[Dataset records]

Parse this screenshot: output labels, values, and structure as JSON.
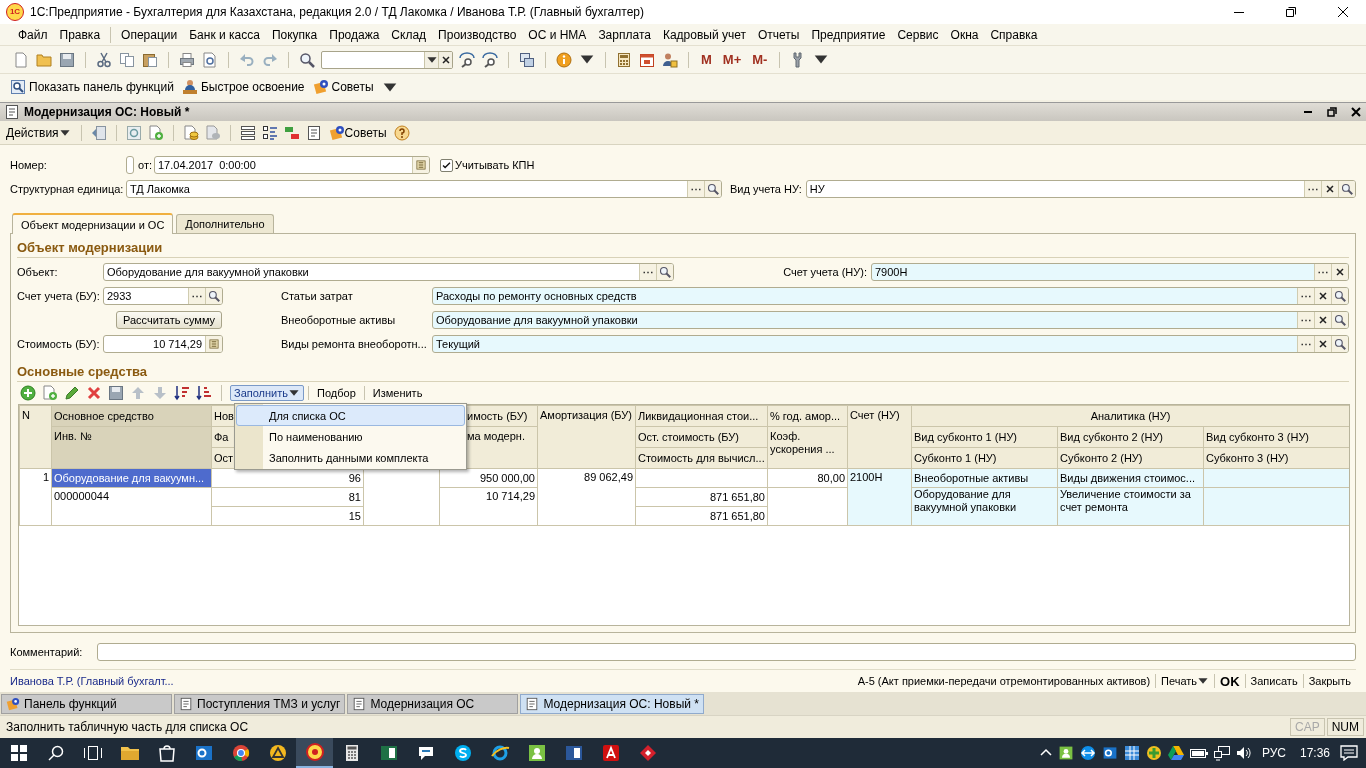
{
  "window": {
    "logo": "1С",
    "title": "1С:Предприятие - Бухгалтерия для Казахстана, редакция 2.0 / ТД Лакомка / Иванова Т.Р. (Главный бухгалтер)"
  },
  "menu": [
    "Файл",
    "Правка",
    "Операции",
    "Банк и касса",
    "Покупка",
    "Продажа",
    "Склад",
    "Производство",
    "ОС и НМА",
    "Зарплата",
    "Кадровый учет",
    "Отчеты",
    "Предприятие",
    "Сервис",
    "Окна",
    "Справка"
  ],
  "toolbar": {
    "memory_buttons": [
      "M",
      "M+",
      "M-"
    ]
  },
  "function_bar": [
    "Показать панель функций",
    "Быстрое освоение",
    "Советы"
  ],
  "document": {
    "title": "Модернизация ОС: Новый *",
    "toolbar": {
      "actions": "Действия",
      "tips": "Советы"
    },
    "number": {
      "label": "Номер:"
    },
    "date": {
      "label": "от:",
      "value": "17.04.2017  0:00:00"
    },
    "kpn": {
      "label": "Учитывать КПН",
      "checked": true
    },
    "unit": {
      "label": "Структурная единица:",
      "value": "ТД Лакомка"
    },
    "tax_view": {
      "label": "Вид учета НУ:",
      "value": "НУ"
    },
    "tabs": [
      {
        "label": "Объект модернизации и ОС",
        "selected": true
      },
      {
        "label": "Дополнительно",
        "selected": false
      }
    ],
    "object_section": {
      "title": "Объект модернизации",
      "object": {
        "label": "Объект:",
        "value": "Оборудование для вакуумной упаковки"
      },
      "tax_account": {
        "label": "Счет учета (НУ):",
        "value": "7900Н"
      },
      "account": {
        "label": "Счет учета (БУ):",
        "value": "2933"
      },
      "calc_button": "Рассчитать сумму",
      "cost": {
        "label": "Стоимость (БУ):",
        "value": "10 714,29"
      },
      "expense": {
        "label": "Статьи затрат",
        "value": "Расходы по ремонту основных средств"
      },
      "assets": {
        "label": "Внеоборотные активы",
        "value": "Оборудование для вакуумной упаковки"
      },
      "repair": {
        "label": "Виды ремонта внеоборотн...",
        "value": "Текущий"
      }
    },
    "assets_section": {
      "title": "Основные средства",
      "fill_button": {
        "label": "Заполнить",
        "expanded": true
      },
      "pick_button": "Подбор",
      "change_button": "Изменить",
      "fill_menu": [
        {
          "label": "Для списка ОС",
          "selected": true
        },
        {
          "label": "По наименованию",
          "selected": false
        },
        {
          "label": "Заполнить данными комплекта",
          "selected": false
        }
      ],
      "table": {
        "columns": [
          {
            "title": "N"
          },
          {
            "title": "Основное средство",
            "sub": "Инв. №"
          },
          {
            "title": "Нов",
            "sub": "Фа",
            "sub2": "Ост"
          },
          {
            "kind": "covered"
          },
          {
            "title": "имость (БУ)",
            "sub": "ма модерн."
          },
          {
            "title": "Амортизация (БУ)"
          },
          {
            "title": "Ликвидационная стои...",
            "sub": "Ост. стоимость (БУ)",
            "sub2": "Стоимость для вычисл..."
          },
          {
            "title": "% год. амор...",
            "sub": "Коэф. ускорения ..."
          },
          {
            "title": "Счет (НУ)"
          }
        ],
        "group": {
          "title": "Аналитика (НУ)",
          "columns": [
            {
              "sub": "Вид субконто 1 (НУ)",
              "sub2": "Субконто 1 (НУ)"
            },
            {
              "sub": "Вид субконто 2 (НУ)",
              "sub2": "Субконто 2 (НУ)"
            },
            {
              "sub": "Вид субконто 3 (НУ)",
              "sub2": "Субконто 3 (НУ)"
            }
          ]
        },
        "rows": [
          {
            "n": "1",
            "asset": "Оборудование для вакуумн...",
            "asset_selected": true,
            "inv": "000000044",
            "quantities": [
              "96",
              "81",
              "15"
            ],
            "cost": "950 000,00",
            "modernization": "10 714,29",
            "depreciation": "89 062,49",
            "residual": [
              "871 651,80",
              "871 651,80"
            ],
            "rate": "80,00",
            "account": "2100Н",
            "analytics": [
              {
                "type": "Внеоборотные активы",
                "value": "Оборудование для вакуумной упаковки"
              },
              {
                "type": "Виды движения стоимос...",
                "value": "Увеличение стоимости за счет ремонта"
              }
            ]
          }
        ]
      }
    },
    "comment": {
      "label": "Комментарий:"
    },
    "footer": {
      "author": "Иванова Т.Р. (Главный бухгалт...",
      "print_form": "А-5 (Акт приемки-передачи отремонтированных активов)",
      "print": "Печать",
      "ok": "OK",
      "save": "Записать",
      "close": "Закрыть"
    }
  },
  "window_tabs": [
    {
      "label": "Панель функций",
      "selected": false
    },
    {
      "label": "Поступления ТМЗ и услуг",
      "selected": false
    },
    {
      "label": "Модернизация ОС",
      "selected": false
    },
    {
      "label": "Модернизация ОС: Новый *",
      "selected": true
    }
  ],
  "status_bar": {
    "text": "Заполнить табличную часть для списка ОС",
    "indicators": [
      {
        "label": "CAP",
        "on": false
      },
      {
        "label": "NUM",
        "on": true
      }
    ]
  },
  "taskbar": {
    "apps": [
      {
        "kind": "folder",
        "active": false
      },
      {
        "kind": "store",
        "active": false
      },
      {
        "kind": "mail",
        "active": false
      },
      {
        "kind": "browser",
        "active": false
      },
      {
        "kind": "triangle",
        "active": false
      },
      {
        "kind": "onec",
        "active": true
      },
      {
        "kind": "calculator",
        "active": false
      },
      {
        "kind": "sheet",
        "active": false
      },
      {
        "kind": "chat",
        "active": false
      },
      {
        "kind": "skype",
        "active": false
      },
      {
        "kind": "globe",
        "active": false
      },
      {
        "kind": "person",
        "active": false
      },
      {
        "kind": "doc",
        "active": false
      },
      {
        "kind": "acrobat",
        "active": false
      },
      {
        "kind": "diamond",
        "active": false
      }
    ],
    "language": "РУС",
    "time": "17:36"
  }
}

# YOUR TASK
Find the word "Предприятие" in the material, then list each line that holds it.

# IN RESPONSE
    "title": "1С:Предприятие - Бухгалтерия для Казахстана, редакция 2.0 / ТД Лакомка / Иванова Т.Р. (Главный бухгалтер)"
    "Предприятие",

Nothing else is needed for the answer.